• [What is expected]:
Look through the lines below and extract any with the word "care".

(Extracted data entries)
* begin *
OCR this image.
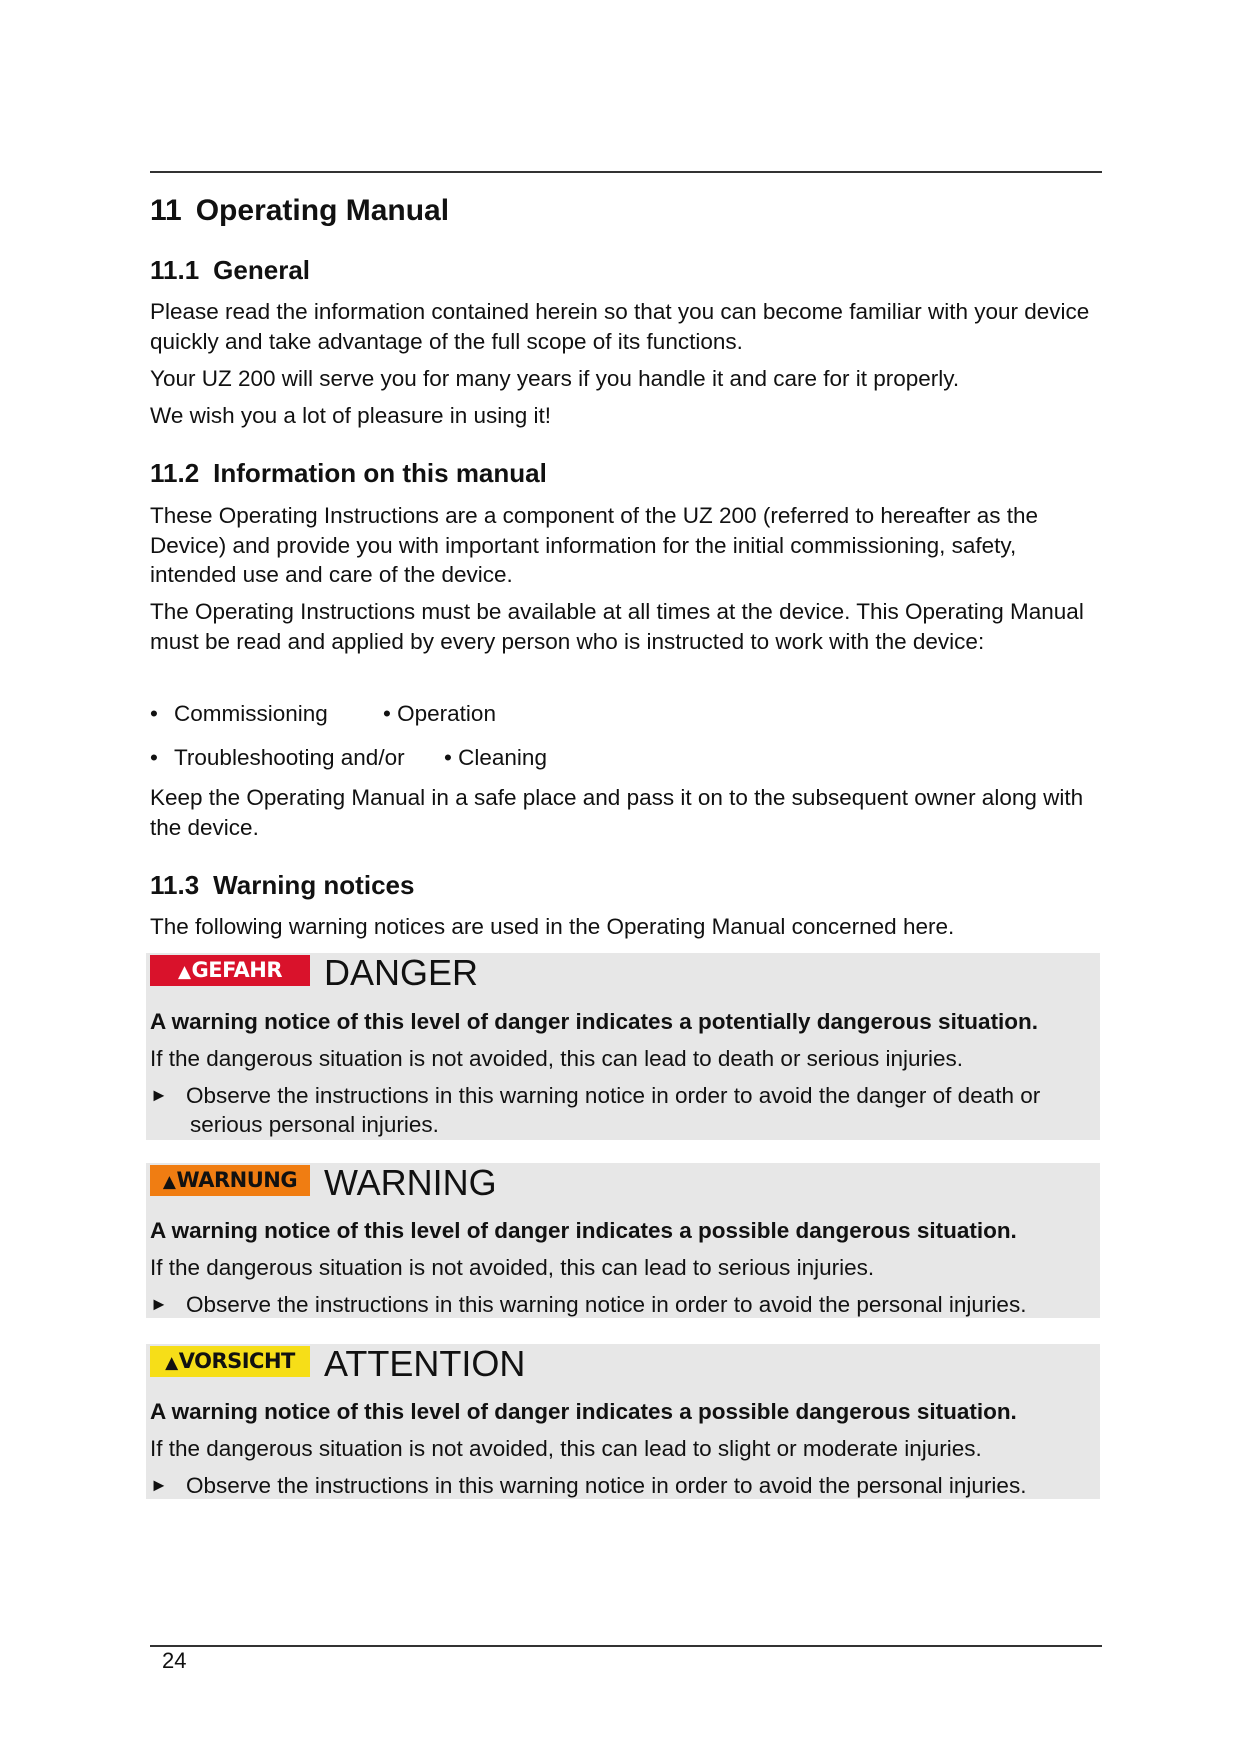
11 Operating Manual
11.1 General
Please read the information contained herein so that you can become familiar with your device quickly and take advantage of the full scope of its functions.
Your UZ 200 will serve you for many years if you handle it and care for it properly.
We wish you a lot of pleasure in using it!
11.2 Information on this manual
These Operating Instructions are a component of the UZ 200 (referred to hereafter as the Device) and provide you with important information for the initial commissioning, safety, intended use and care of the device.
The Operating Instructions must be available at all times at the device. This Operating Manual must be read and applied by every person who is instructed to work with the device:
• Commissioning • Operation
• Troubleshooting and/or • Cleaning
Keep the Operating Manual in a safe place and pass it on to the subsequent owner along with the device.
11.3 Warning notices
The following warning notices are used in the Operating Manual concerned here.
▲GEFAHR	DANGER
A warning notice of this level of danger indicates a potentially dangerous situation.
If the dangerous situation is not avoided, this can lead to death or serious injuries.
► Observe the instructions in this warning notice in order to avoid the danger of death or
serious personal injuries.
▲WARNUNG WARNING
A warning notice of this level of danger indicates a possible dangerous situation.
If the dangerous situation is not avoided, this can lead to serious injuries.
► Observe the instructions in this warning notice in order to avoid the personal injuries.
▲VORSICHT ATTENTION
A warning notice of this level of danger indicates a possible dangerous situation.
If the dangerous situation is not avoided, this can lead to slight or moderate injuries.
► Observe the instructions in this warning notice in order to avoid the personal injuries.
24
* end *
• [Result of this task]:
Your UZ 200 will serve you for many years if you handle it and care for it properly.
These Operating Instructions are a component of the UZ 200 (referred to hereafter as the Device) and provide you with important information for the initial commissioning, safety, intended use and care of the device.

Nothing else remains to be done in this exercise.